Collected data:
+---+

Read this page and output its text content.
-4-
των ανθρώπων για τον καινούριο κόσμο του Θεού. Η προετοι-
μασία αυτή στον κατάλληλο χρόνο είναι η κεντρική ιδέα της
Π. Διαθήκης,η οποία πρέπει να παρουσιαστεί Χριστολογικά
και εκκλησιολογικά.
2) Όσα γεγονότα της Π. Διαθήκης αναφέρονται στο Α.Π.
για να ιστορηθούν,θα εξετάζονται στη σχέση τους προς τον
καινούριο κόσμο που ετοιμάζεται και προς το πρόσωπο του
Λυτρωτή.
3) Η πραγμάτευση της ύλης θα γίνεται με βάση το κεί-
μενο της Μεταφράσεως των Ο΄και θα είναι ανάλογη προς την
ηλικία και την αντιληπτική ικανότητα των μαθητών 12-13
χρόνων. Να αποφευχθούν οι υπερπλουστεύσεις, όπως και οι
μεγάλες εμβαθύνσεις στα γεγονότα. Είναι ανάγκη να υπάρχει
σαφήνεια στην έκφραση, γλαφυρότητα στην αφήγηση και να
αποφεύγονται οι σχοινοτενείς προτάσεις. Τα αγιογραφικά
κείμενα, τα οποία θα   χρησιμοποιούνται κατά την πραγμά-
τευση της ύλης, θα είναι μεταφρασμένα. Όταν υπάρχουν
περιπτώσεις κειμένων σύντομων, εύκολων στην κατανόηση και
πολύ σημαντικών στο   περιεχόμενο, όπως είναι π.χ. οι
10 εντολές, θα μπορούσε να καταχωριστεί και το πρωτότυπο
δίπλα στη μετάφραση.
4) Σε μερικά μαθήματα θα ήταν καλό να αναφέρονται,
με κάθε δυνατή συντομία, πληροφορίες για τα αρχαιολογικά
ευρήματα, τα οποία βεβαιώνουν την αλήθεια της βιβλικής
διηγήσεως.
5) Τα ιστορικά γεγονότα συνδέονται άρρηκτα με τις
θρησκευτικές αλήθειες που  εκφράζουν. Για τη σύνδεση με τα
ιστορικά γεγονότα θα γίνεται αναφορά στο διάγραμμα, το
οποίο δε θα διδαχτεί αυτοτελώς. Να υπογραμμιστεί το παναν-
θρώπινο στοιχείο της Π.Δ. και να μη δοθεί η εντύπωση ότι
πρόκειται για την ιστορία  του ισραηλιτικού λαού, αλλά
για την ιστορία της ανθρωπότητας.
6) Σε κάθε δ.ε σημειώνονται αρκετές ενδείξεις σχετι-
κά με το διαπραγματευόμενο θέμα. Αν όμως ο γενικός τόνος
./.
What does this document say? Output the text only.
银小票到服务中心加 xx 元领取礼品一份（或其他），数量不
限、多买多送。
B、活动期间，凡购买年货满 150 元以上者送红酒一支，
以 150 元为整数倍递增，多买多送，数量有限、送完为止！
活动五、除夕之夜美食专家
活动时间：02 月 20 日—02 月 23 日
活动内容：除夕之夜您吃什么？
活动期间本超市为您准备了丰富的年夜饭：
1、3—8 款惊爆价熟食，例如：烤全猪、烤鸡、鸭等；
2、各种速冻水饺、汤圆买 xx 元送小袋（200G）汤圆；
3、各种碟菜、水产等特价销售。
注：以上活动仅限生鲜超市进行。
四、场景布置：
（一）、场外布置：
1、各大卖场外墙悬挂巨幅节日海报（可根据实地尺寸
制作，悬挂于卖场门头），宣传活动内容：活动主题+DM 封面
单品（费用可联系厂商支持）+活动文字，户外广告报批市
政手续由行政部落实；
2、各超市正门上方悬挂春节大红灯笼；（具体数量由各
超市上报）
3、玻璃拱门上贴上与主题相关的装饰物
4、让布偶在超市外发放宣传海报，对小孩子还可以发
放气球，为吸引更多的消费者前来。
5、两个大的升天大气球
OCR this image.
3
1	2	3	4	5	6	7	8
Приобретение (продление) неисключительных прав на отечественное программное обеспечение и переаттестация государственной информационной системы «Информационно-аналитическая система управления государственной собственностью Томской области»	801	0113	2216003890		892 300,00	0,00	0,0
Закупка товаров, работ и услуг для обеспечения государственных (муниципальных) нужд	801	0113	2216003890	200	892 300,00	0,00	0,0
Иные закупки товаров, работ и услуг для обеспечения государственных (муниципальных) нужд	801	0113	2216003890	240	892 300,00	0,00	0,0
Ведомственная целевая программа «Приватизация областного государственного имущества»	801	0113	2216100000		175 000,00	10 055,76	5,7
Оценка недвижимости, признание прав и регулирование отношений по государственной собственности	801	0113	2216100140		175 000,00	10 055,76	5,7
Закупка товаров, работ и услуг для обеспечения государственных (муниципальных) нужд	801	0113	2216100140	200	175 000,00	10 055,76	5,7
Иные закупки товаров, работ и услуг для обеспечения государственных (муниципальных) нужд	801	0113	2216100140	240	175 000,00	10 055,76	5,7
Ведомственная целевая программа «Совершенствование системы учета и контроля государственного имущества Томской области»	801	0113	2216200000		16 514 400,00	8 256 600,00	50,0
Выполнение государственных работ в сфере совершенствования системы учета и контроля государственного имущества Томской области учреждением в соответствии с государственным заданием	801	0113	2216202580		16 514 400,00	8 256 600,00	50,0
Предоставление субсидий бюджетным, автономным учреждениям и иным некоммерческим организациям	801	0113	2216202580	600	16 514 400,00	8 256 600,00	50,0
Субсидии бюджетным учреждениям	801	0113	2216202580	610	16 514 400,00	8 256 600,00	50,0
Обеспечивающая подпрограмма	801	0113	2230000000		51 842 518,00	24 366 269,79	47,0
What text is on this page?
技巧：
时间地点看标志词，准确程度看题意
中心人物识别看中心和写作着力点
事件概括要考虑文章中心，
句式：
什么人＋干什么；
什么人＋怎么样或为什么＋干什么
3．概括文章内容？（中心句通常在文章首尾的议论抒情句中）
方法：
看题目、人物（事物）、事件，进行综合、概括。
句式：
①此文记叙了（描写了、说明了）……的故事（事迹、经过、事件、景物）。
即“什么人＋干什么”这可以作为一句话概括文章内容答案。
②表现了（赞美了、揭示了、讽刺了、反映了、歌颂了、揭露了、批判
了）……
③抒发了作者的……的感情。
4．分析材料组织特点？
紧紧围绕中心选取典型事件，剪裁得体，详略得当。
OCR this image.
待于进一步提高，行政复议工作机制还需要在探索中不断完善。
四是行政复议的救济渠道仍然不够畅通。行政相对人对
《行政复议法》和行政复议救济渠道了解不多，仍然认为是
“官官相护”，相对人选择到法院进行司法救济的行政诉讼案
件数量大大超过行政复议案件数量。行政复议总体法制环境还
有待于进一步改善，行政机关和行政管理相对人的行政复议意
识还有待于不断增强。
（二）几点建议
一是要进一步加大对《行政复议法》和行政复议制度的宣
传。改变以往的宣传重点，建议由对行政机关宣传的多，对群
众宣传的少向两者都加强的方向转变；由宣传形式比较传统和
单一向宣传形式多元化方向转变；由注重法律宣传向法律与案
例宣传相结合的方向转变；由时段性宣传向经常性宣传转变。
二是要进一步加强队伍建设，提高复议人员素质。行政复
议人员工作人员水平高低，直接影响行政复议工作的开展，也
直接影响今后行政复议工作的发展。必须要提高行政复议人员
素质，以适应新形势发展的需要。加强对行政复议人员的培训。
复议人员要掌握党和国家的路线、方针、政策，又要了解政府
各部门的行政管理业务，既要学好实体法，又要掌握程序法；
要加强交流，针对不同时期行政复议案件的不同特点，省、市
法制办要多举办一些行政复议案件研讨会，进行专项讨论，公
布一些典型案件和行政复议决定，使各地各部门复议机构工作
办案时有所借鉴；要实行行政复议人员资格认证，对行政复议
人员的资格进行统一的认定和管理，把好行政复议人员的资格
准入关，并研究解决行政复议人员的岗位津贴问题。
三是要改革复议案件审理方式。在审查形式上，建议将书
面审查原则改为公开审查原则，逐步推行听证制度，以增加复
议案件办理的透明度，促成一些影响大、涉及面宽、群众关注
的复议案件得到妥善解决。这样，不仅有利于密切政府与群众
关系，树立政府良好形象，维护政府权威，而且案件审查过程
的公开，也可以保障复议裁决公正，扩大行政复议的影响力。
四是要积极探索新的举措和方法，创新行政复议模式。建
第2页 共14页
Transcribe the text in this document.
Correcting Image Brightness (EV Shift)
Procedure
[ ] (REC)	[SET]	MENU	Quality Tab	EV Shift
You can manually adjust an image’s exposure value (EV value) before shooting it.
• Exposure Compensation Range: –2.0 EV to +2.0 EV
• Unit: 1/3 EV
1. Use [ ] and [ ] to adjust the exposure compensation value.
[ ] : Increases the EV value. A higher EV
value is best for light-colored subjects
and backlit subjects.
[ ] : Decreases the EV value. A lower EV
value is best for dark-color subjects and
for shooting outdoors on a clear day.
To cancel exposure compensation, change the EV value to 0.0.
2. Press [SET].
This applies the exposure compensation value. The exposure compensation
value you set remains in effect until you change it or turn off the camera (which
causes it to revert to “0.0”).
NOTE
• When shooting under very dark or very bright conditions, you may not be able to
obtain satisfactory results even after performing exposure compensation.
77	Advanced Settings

+---+

WRITTEN INSTRUCTION - Copy out each line of the records that holds the string "контроля".

SOLUTION BELOW -
Ведомственная целевая программа «Совершенствование системы учета и контроля государственного имущества Томской области»	801	0113	2216200000		16 514 400,00	8 256 600,00	50,0
Выполнение государственных работ в сфере совершенствования системы учета и контроля государственного имущества Томской области учреждением в соответствии с государственным заданием	801	0113	2216202580		16 514 400,00	8 256 600,00	50,0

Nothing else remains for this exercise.